● **Work instructions**
What you return must match the records exactly, with every line included.

● **Source records**
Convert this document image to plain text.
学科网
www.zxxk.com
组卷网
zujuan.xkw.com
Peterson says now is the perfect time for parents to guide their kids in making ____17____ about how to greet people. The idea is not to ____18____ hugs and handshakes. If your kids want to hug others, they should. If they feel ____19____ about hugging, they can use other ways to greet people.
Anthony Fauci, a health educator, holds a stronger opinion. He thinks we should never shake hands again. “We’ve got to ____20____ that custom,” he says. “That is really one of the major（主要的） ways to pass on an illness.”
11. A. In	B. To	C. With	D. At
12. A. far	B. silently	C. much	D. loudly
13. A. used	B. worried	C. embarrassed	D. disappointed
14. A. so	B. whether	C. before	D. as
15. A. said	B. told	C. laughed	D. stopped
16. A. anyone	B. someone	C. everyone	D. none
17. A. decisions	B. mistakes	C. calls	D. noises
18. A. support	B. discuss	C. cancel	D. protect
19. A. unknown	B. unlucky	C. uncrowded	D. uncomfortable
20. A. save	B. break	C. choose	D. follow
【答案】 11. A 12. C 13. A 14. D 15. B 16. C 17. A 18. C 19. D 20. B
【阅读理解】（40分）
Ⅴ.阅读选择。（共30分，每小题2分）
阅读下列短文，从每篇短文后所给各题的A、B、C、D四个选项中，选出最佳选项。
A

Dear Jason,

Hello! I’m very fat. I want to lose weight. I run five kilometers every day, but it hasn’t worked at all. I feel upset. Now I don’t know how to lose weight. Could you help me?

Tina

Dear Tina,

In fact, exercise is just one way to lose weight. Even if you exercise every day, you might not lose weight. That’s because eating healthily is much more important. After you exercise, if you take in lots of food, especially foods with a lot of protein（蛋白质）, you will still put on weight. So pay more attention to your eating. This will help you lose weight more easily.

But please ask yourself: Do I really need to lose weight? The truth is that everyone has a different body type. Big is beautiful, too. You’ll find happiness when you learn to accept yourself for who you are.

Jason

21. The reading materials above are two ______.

● **Response to the task**
Convert this document image to plain text.
学科网
www.zxxk.com
组卷网
zujuan.xkw.com
Peterson says now is the perfect time for parents to guide their kids in making ____17____ about how to greet people. The idea is not to ____18____ hugs and handshakes. If your kids want to hug others, they should. If they feel ____19____ about hugging, they can use other ways to greet people.
Anthony Fauci, a health educator, holds a stronger opinion. He thinks we should never shake hands again. “We’ve got to ____20____ that custom,” he says. “That is really one of the major（主要的） ways to pass on an illness.”
11. A. In	B. To	C. With	D. At
12. A. far	B. silently	C. much	D. loudly
13. A. used	B. worried	C. embarrassed	D. disappointed
14. A. so	B. whether	C. before	D. as
15. A. said	B. told	C. laughed	D. stopped
16. A. anyone	B. someone	C. everyone	D. none
17. A. decisions	B. mistakes	C. calls	D. noises
18. A. support	B. discuss	C. cancel	D. protect
19. A. unknown	B. unlucky	C. uncrowded	D. uncomfortable
20. A. save	B. break	C. choose	D. follow
【答案】 11. A 12. C 13. A 14. D 15. B 16. C 17. A 18. C 19. D 20. B
【阅读理解】（40分）
Ⅴ.阅读选择。（共30分，每小题2分）
阅读下列短文，从每篇短文后所给各题的A、B、C、D四个选项中，选出最佳选项。
A

Dear Jason,

Hello! I’m very fat. I want to lose weight. I run five kilometers every day, but it hasn’t worked at all. I feel upset. Now I don’t know how to lose weight. Could you help me?

Tina

Dear Tina,

In fact, exercise is just one way to lose weight. Even if you exercise every day, you might not lose weight. That’s because eating healthily is much more important. After you exercise, if you take in lots of food, especially foods with a lot of protein（蛋白质）, you will still put on weight. So pay more attention to your eating. This will help you lose weight more easily.

But please ask yourself: Do I really need to lose weight? The truth is that everyone has a different body type. Big is beautiful, too. You’ll find happiness when you learn to accept yourself for who you are.

Jason

21. The reading materials above are two ______.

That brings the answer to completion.